Data entries
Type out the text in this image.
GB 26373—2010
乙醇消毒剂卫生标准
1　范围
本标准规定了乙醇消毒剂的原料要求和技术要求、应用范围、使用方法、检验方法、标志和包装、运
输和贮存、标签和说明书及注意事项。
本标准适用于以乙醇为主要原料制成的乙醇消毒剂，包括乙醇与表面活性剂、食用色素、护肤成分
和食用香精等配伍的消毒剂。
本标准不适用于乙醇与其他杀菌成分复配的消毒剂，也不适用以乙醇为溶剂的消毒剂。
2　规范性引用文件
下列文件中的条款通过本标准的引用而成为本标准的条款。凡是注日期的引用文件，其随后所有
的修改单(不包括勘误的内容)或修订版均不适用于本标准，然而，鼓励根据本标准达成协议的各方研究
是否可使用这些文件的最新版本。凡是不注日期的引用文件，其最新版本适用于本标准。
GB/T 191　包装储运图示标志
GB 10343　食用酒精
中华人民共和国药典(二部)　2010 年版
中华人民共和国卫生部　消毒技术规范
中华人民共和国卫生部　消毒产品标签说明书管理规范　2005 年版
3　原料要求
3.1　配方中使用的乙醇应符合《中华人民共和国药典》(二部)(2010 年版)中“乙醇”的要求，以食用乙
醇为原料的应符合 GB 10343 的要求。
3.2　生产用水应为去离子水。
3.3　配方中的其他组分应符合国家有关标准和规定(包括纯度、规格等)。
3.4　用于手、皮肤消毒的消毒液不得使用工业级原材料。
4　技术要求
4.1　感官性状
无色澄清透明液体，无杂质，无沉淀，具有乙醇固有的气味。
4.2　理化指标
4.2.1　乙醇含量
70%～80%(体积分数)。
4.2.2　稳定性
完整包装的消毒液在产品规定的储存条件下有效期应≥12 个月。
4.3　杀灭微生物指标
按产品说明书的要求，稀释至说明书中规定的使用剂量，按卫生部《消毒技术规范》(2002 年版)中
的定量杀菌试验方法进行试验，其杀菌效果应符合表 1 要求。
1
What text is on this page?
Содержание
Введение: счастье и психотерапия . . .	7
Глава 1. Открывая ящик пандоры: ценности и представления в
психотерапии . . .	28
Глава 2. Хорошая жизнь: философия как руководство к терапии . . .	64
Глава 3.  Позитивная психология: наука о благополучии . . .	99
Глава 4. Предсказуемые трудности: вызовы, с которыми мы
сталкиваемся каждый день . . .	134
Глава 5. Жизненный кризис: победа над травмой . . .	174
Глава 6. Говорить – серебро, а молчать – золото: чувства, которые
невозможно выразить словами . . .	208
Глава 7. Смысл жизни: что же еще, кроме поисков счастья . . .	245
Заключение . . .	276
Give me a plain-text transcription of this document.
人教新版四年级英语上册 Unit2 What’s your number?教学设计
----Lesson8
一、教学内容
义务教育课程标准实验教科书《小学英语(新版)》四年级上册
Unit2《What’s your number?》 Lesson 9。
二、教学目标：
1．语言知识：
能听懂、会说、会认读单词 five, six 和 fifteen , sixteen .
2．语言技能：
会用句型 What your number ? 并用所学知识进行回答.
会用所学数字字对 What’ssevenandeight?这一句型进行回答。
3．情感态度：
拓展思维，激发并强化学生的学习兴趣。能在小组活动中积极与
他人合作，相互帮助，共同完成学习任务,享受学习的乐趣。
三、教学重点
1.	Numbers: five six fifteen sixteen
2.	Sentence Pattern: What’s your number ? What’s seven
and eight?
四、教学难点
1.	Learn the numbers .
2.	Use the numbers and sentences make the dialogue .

## WHAT YOU NEED TO DO
Find every line with "this" in the listing and state how many there are, nothing else.

## FULL SOLUTION
3